Goal: Print every line of the listing exactly, please.

(Records excerpted from a collection)
========

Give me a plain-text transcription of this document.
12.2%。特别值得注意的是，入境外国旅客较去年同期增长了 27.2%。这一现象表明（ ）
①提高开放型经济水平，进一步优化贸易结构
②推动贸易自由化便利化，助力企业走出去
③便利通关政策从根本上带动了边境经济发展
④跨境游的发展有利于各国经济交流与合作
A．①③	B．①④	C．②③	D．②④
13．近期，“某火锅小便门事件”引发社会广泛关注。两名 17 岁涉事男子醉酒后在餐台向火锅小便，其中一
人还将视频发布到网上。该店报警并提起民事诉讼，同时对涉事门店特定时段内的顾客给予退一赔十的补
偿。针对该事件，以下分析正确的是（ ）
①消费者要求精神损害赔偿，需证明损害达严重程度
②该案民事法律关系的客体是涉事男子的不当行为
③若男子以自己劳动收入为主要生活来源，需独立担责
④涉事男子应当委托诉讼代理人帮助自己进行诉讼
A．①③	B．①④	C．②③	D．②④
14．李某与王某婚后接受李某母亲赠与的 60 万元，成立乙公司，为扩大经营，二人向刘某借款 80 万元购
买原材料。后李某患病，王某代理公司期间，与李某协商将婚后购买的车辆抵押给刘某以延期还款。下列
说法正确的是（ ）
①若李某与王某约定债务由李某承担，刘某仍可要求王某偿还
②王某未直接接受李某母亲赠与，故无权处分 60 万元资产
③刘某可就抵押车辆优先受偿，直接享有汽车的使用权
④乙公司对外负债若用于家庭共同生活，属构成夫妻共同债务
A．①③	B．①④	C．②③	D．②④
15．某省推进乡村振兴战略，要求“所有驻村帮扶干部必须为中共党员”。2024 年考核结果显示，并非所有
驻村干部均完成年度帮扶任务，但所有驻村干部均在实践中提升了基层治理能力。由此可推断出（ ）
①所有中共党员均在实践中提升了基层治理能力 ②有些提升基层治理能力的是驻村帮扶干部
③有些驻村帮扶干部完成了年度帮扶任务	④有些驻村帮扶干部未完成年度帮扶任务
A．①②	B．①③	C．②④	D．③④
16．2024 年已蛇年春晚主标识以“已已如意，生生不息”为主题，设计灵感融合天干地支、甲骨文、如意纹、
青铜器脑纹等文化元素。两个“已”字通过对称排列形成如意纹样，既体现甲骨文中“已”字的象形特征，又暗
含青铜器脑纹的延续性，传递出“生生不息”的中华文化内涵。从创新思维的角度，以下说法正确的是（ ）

========

Output for this task:
Give me a plain-text transcription of this document.
12.2%。特别值得注意的是，入境外国旅客较去年同期增长了 27.2%。这一现象表明（ ）
①提高开放型经济水平，进一步优化贸易结构
②推动贸易自由化便利化，助力企业走出去
③便利通关政策从根本上带动了边境经济发展
④跨境游的发展有利于各国经济交流与合作
A．①③	B．①④	C．②③	D．②④
13．近期，“某火锅小便门事件”引发社会广泛关注。两名 17 岁涉事男子醉酒后在餐台向火锅小便，其中一
人还将视频发布到网上。该店报警并提起民事诉讼，同时对涉事门店特定时段内的顾客给予退一赔十的补
偿。针对该事件，以下分析正确的是（ ）
①消费者要求精神损害赔偿，需证明损害达严重程度
②该案民事法律关系的客体是涉事男子的不当行为
③若男子以自己劳动收入为主要生活来源，需独立担责
④涉事男子应当委托诉讼代理人帮助自己进行诉讼
A．①③	B．①④	C．②③	D．②④
14．李某与王某婚后接受李某母亲赠与的 60 万元，成立乙公司，为扩大经营，二人向刘某借款 80 万元购
买原材料。后李某患病，王某代理公司期间，与李某协商将婚后购买的车辆抵押给刘某以延期还款。下列
说法正确的是（ ）
①若李某与王某约定债务由李某承担，刘某仍可要求王某偿还
②王某未直接接受李某母亲赠与，故无权处分 60 万元资产
③刘某可就抵押车辆优先受偿，直接享有汽车的使用权
④乙公司对外负债若用于家庭共同生活，属构成夫妻共同债务
A．①③	B．①④	C．②③	D．②④
15．某省推进乡村振兴战略，要求“所有驻村帮扶干部必须为中共党员”。2024 年考核结果显示，并非所有
驻村干部均完成年度帮扶任务，但所有驻村干部均在实践中提升了基层治理能力。由此可推断出（ ）
①所有中共党员均在实践中提升了基层治理能力 ②有些提升基层治理能力的是驻村帮扶干部
③有些驻村帮扶干部完成了年度帮扶任务	④有些驻村帮扶干部未完成年度帮扶任务
A．①②	B．①③	C．②④	D．③④
16．2024 年已蛇年春晚主标识以“已已如意，生生不息”为主题，设计灵感融合天干地支、甲骨文、如意纹、
青铜器脑纹等文化元素。两个“已”字通过对称排列形成如意纹样，既体现甲骨文中“已”字的象形特征，又暗
含青铜器脑纹的延续性，传递出“生生不息”的中华文化内涵。从创新思维的角度，以下说法正确的是（ ）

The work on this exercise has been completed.